**WHAT THE EXERCISE ASKS:**
Word for word, quote the lines from the one containing "Extract all readable text from this page." to the end of the entries below, including both. Leave pictures out.
START DATA SHOWN
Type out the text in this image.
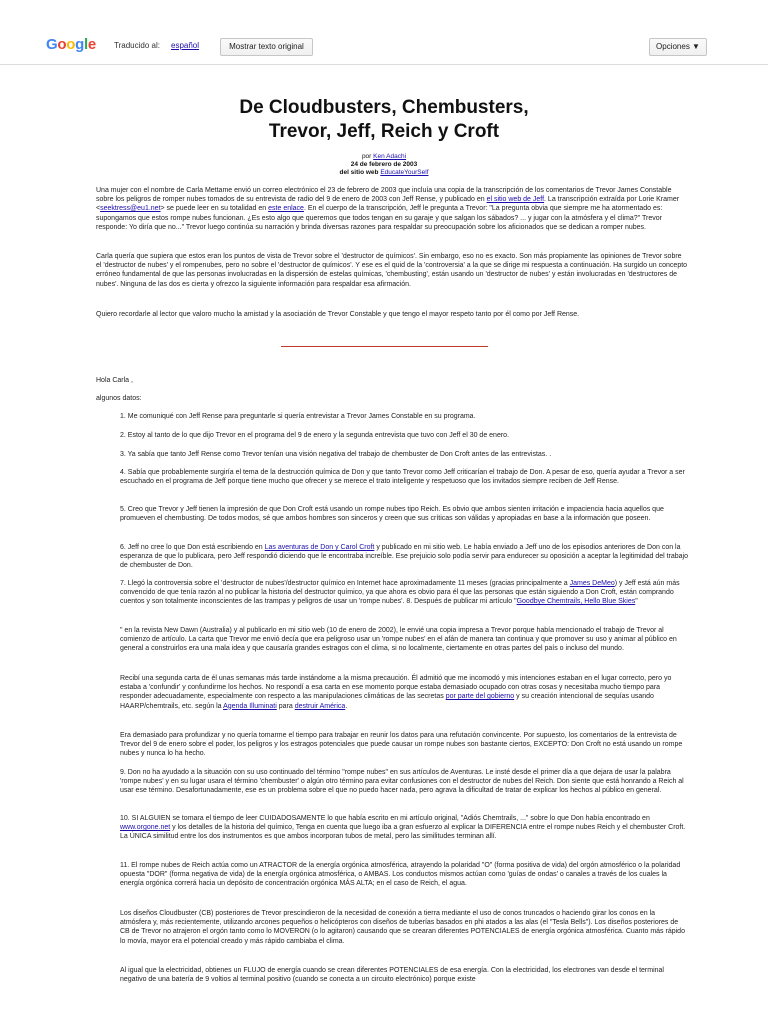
Google Traducido al: español	Mostrar texto original	Opciones ▼
De Cloudbusters, Chembusters,
Trevor, Jeff, Reich y Croft
por Ken Adachi
24 de febrero de 2003
del sitio web EducateYourSelf
Una mujer con el nombre de Carla Mettame envió un correo electrónico el 23 de febrero de 2003 que incluía una copia de la transcripción de los comentarios de Trevor James Constable sobre los peligros de romper nubes tomados de su entrevista de radio del 9 de enero de 2003 con Jeff Rense, y publicado en el sitio web de Jeff. La transcripción extraída por Lorie Kramer <seektress@eu1.net> se puede leer en su totalidad en este enlace. En el cuerpo de la transcripción, Jeff le pregunta a Trevor: "La pregunta obvia que siempre me ha atormentado es: supongamos que estos rompe nubes funcionan. ¿Es esto algo que queremos que todos tengan en su garaje y que salgan los sábados? ... y jugar con la atmósfera y el clima?" Trevor responde: Yo diría que no..." Trevor luego continúa su narración y brinda diversas razones para respaldar su preocupación sobre los aficionados que se dedican a romper nubes.
Carla quería que supiera que estos eran los puntos de vista de Trevor sobre el 'destructor de químicos'. Sin embargo, eso no es exacto. Son más propiamente las opiniones de Trevor sobre el 'destructor de nubes' y el rompenubes, pero no sobre el 'destructor de químicos'. Y ese es el quid de la 'controversia' a la que se dirige mi respuesta a continuación. Ha surgido un concepto erróneo fundamental de que las personas involucradas en la dispersión de estelas químicas, 'chembusting', están usando un 'destructor de nubes' y están involucradas en 'destructores de nubes'. Ninguna de las dos es cierta y ofrezco la siguiente información para respaldar esa afirmación.
Quiero recordarle al lector que valoro mucho la amistad y la asociación de Trevor Constable y que tengo el mayor respeto tanto por él como por Jeff Rense.
Hola Carla ,
algunos datos:
1. Me comuniqué con Jeff Rense para preguntarle si quería entrevistar a Trevor James Constable en su programa.
2. Estoy al tanto de lo que dijo Trevor en el programa del 9 de enero y la segunda entrevista que tuvo con Jeff el 30 de enero.
3. Ya sabía que tanto Jeff Rense como Trevor tenían una visión negativa del trabajo de chembuster de Don Croft antes de las entrevistas. .
4. Sabía que probablemente surgiría el tema de la destrucción química de Don y que tanto Trevor como Jeff criticarían el trabajo de Don. A pesar de eso, quería ayudar a Trevor a ser escuchado en el programa de Jeff porque tiene mucho que ofrecer y se merece el trato inteligente y respetuoso que los invitados siempre reciben de Jeff Rense.
5. Creo que Trevor y Jeff tienen la impresión de que Don Croft está usando un rompe nubes tipo Reich. Es obvio que ambos sienten irritación e impaciencia hacia aquellos que promueven el chembusting. De todos modos, sé que ambos hombres son sinceros y creen que sus críticas son válidas y apropiadas en base a la información que poseen.
6. Jeff no cree lo que Don está escribiendo en Las aventuras de Don y Carol Croft y publicado en mi sitio web. Le había enviado a Jeff uno de los episodios anteriores de Don con la esperanza de que lo publicara, pero Jeff respondió diciendo que le encontraba increíble. Ese prejuicio solo podía servir para endurecer su oposición a aceptar la legitimidad del trabajo de chembuster de Don.
7. Llegó la controversia sobre el 'destructor de nubes'/destructor químico en Internet hace aproximadamente 11 meses (gracias principalmente a James DeMeo) y Jeff está aún más convencido de que tenía razón al no publicar la historia del destructor químico, ya que ahora es obvio para él que las personas que están siguiendo a Don Croft, están comprando cuentos y son totalmente inconscientes de las trampas y peligros de usar un 'rompe nubes'. 8. Después de publicar mi artículo "Goodbye Chemtrails, Hello Blue Skies"
" en la revista New Dawn (Australia) y al publicarlo en mi sitio web (10 de enero de 2002), le envié una copia impresa a Trevor porque había mencionado el trabajo de Trevor al comienzo de artículo. La carta que Trevor me envió decía que era peligroso usar un 'rompe nubes' en el afán de manera tan continua y que promover su uso y animar al público en general a construirlos era una mala idea y que causaría grandes estragos con el clima, si no localmente, ciertamente en otras partes del país o incluso del mundo.
Recibí una segunda carta de él unas semanas más tarde instándome a la misma precaución. Él admitió que me incomodó y mis intenciones estaban en el lugar correcto, pero yo estaba a 'confundir' y confundirme los hechos. No respondí a esa carta en ese momento porque estaba demasiado ocupado con otras cosas y necesitaba mucho tiempo para responder adecuadamente, especialmente con respecto a las manipulaciones climáticas de las secretas por parte del gobierno y su creación intencional de sequías usando HAARP/chemtrails, etc. según la Agenda Illuminati para destruir América.
Era demasiado para profundizar y no quería tomarme el tiempo para trabajar en reunir los datos para una refutación convincente. Por supuesto, los comentarios de la entrevista de Trevor del 9 de enero sobre el poder, los peligros y los estragos potenciales que puede causar un rompe nubes son bastante ciertos, EXCEPTO: Don Croft no está usando un rompe nubes y nunca lo ha hecho.
9. Don no ha ayudado a la situación con su uso continuado del término "rompe nubes" en sus artículos de Aventuras. Le insté desde el primer día a que dejara de usar la palabra 'rompe nubes' y en su lugar usara el término 'chembuster' o algún otro término para evitar confusiones con el destructor de nubes del Reich. Don siente que está honrando a Reich al usar ese término. Desafortunadamente, ese es un problema sobre el que no puedo hacer nada, pero agrava la dificultad de tratar de explicar los hechos al público en general.
10. SI ALGUIEN se tomara el tiempo de leer CUIDADOSAMENTE lo que había escrito en mi artículo original, "Adiós Chemtrails, ..." sobre lo que Don había encontrado en www.orgone.net y los detalles de la historia del químico, Tenga en cuenta que luego iba a gran esfuerzo al explicar la DIFERENCIA entre el rompe nubes Reich y el chembuster Croft. La ÚNICA similitud entre los dos instrumentos es que ambos incorporan tubos de metal, pero las similitudes terminan allí.
11. El rompe nubes de Reich actúa como un ATRACTOR de la energía orgónica atmosférica, atrayendo la polaridad "O" (forma positiva de vida) del orgón atmosférico o la polaridad opuesta "DOR" (forma negativa de vida) de la energía orgónica atmosférica, o AMBAS. Los conductos mismos actúan como 'guías de ondas' o canales a través de los cuales la energía orgónica correrá hacia un depósito de concentración orgónica MÁS ALTA; en el caso de Reich, el agua.
Los diseños Cloudbuster (CB) posteriores de Trevor prescindieron de la necesidad de conexión a tierra mediante el uso de conos truncados o haciendo girar los conos en la atmósfera y, más recientemente, utilizando arcones pequeños o helicópteros con diseños de tuberías basados en phi atados a las alas (el "Tesla Bells"). Los diseños posteriores de CB de Trevor no atrajeron el orgón tanto como lo MOVERON (o lo agitaron) causando que se crearan diferentes POTENCIALES de energía orgónica atmosférica. Cuanto más rápido lo movía, mayor era el potencial creado y más rápido cambiaba el clima.
Al igual que la electricidad, obtienes un FLUJO de energía cuando se crean diferentes POTENCIALES de esa energía. Con la electricidad, los electrones van desde el terminal negativo de una batería de 9 voltios al terminal positivo (cuando se conecta a un circuito electrónico) porque existe
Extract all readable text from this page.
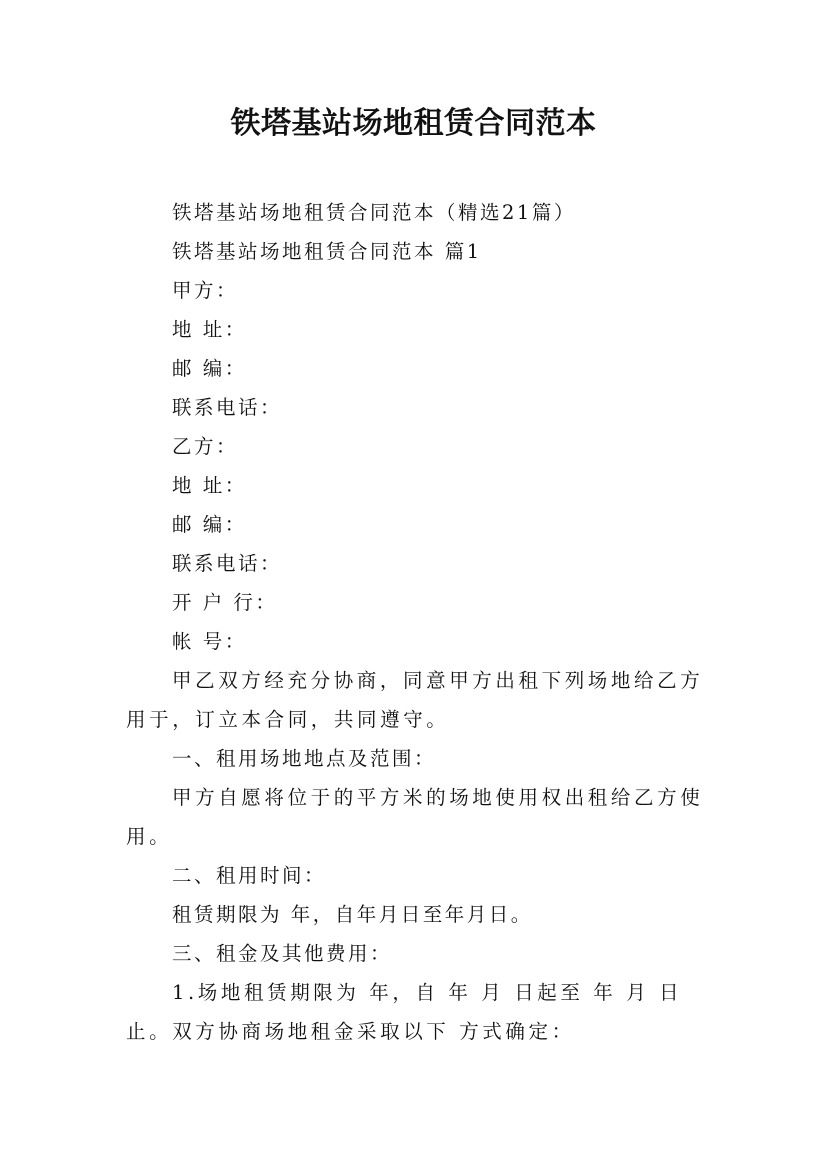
铁塔基站场地租赁合同范本

铁塔基站场地租赁合同范本（精选21篇）

铁塔基站场地租赁合同范本 篇1

甲方：

地 址：

邮 编：

联系电话：

乙方：

地 址：

邮 编：

联系电话：

开 户 行：

帐 号：

甲乙双方经充分协商，同意甲方出租下列场地给乙方用于，订立本合同，共同遵守。

一、租用场地地点及范围：

甲方自愿将位于的平方米的场地使用权出租给乙方使用。

二、租用时间：

租赁期限为 年，自年月日至年月日。

三、租金及其他费用：

1.场地租赁期限为 年，自 年 月 日起至 年 月 日止。双方协商场地租金采取以下 方式确定：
END DATA SHOWN
**FINAL RESULT:**
Extract all readable text from this page.
铁塔基站场地租赁合同范本

铁塔基站场地租赁合同范本（精选21篇）

铁塔基站场地租赁合同范本 篇1

甲方：

地 址：

邮 编：

联系电话：

乙方：

地 址：

邮 编：

联系电话：

开 户 行：

帐 号：

甲乙双方经充分协商，同意甲方出租下列场地给乙方用于，订立本合同，共同遵守。

一、租用场地地点及范围：

甲方自愿将位于的平方米的场地使用权出租给乙方使用。

二、租用时间：

租赁期限为 年，自年月日至年月日。

三、租金及其他费用：

1.场地租赁期限为 年，自 年 月 日起至 年 月 日止。双方协商场地租金采取以下 方式确定：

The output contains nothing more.